::: DATASET ENTRIES
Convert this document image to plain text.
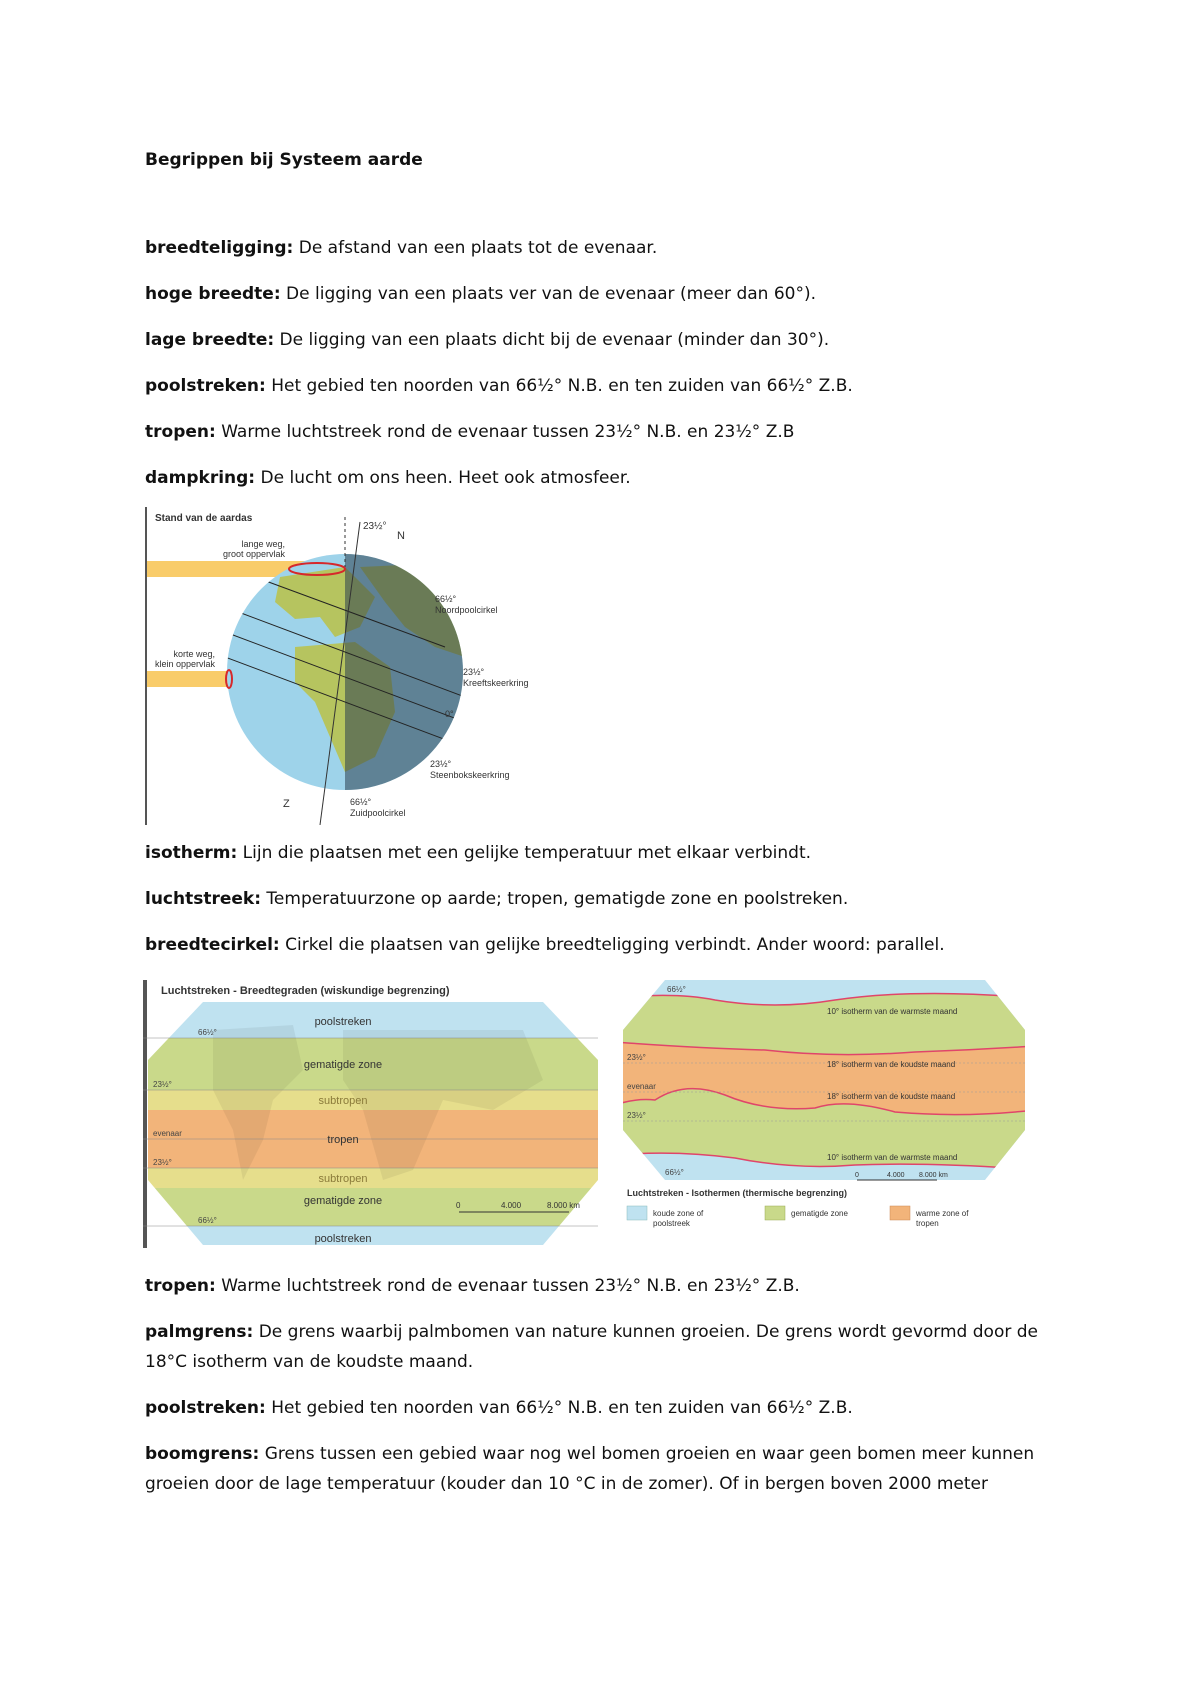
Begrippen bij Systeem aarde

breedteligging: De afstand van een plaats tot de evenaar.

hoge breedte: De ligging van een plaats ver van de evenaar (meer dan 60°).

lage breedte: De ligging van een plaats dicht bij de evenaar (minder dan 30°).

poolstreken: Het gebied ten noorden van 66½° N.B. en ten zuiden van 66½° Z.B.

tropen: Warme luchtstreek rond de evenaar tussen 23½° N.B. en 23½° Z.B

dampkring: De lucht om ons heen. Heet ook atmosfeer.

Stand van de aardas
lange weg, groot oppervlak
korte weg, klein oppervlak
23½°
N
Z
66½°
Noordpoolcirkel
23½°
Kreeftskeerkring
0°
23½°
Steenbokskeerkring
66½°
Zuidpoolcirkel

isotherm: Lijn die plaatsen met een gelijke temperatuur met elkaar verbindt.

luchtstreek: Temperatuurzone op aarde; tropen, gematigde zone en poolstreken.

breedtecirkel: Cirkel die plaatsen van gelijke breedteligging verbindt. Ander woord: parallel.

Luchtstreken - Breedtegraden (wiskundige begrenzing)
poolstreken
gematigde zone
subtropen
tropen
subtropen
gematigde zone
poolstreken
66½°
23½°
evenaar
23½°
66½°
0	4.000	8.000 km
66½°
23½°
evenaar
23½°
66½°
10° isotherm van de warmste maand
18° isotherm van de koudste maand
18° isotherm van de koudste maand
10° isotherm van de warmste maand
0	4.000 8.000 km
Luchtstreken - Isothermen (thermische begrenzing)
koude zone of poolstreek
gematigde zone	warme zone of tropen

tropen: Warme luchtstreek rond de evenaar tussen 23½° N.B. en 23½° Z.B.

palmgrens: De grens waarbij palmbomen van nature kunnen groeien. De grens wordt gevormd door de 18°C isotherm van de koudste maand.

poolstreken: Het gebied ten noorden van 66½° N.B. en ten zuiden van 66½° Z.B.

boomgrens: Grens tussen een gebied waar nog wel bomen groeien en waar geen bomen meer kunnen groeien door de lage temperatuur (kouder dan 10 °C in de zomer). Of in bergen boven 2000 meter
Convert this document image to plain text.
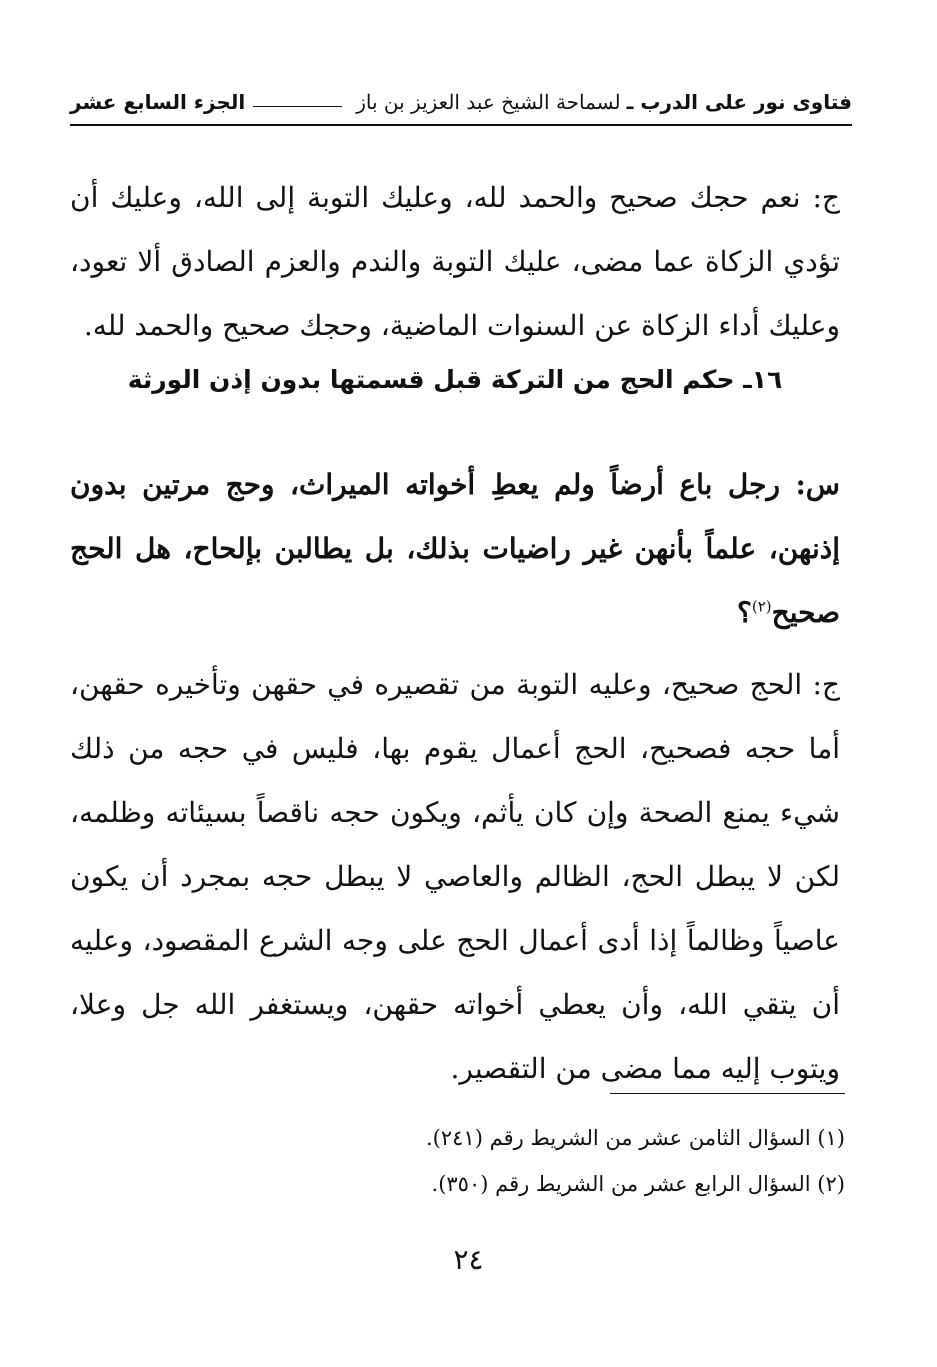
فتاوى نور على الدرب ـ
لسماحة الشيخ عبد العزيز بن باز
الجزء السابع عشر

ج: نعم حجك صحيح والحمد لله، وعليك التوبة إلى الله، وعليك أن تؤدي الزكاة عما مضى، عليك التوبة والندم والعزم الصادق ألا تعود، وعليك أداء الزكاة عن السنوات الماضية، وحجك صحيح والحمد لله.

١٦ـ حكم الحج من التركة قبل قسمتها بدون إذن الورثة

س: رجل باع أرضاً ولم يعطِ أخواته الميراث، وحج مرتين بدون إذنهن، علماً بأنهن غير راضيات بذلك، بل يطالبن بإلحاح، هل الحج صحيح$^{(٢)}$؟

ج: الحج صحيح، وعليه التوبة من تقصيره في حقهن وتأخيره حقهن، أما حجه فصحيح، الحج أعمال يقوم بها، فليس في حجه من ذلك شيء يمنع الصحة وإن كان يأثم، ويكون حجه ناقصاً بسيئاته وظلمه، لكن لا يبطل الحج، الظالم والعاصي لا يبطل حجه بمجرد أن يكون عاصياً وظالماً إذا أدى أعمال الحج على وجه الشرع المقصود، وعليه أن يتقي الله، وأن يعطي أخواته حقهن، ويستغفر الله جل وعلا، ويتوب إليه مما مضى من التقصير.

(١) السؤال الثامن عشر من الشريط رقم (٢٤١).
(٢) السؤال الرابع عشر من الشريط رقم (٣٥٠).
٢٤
::::::
# BRIEF
All records should be output exactly, with the pictures left out.

# REPLY TO THE EXERCISE
Convert this document image to plain text.
Begrippen bij Systeem aarde

breedteligging: De afstand van een plaats tot de evenaar.

hoge breedte: De ligging van een plaats ver van de evenaar (meer dan 60°).

lage breedte: De ligging van een plaats dicht bij de evenaar (minder dan 30°).

poolstreken: Het gebied ten noorden van 66½° N.B. en ten zuiden van 66½° Z.B.

tropen: Warme luchtstreek rond de evenaar tussen 23½° N.B. en 23½° Z.B

dampkring: De lucht om ons heen. Heet ook atmosfeer.

Stand van de aardas
lange weg, groot oppervlak
korte weg, klein oppervlak
23½°
N
Z
66½°
Noordpoolcirkel
23½°
Kreeftskeerkring
0°
23½°
Steenbokskeerkring
66½°
Zuidpoolcirkel

isotherm: Lijn die plaatsen met een gelijke temperatuur met elkaar verbindt.

luchtstreek: Temperatuurzone op aarde; tropen, gematigde zone en poolstreken.

breedtecirkel: Cirkel die plaatsen van gelijke breedteligging verbindt. Ander woord: parallel.

Luchtstreken - Breedtegraden (wiskundige begrenzing)
poolstreken
gematigde zone
subtropen
tropen
subtropen
gematigde zone
poolstreken
66½°
23½°
evenaar
23½°
66½°
0	4.000	8.000 km
66½°
23½°
evenaar
23½°
66½°
10° isotherm van de warmste maand
18° isotherm van de koudste maand
18° isotherm van de koudste maand
10° isotherm van de warmste maand
0	4.000 8.000 km
Luchtstreken - Isothermen (thermische begrenzing)
koude zone of poolstreek
gematigde zone	warme zone of tropen

tropen: Warme luchtstreek rond de evenaar tussen 23½° N.B. en 23½° Z.B.

palmgrens: De grens waarbij palmbomen van nature kunnen groeien. De grens wordt gevormd door de 18°C isotherm van de koudste maand.

poolstreken: Het gebied ten noorden van 66½° N.B. en ten zuiden van 66½° Z.B.

boomgrens: Grens tussen een gebied waar nog wel bomen groeien en waar geen bomen meer kunnen groeien door de lage temperatuur (kouder dan 10 °C in de zomer). Of in bergen boven 2000 meter
Convert this document image to plain text.
فتاوى نور على الدرب ـ
لسماحة الشيخ عبد العزيز بن باز
الجزء السابع عشر

ج: نعم حجك صحيح والحمد لله، وعليك التوبة إلى الله، وعليك أن تؤدي الزكاة عما مضى، عليك التوبة والندم والعزم الصادق ألا تعود، وعليك أداء الزكاة عن السنوات الماضية، وحجك صحيح والحمد لله.

١٦ـ حكم الحج من التركة قبل قسمتها بدون إذن الورثة

س: رجل باع أرضاً ولم يعطِ أخواته الميراث، وحج مرتين بدون إذنهن، علماً بأنهن غير راضيات بذلك، بل يطالبن بإلحاح، هل الحج صحيح$^{(٢)}$؟

ج: الحج صحيح، وعليه التوبة من تقصيره في حقهن وتأخيره حقهن، أما حجه فصحيح، الحج أعمال يقوم بها، فليس في حجه من ذلك شيء يمنع الصحة وإن كان يأثم، ويكون حجه ناقصاً بسيئاته وظلمه، لكن لا يبطل الحج، الظالم والعاصي لا يبطل حجه بمجرد أن يكون عاصياً وظالماً إذا أدى أعمال الحج على وجه الشرع المقصود، وعليه أن يتقي الله، وأن يعطي أخواته حقهن، ويستغفر الله جل وعلا، ويتوب إليه مما مضى من التقصير.

(١) السؤال الثامن عشر من الشريط رقم (٢٤١).
(٢) السؤال الرابع عشر من الشريط رقم (٣٥٠).
٢٤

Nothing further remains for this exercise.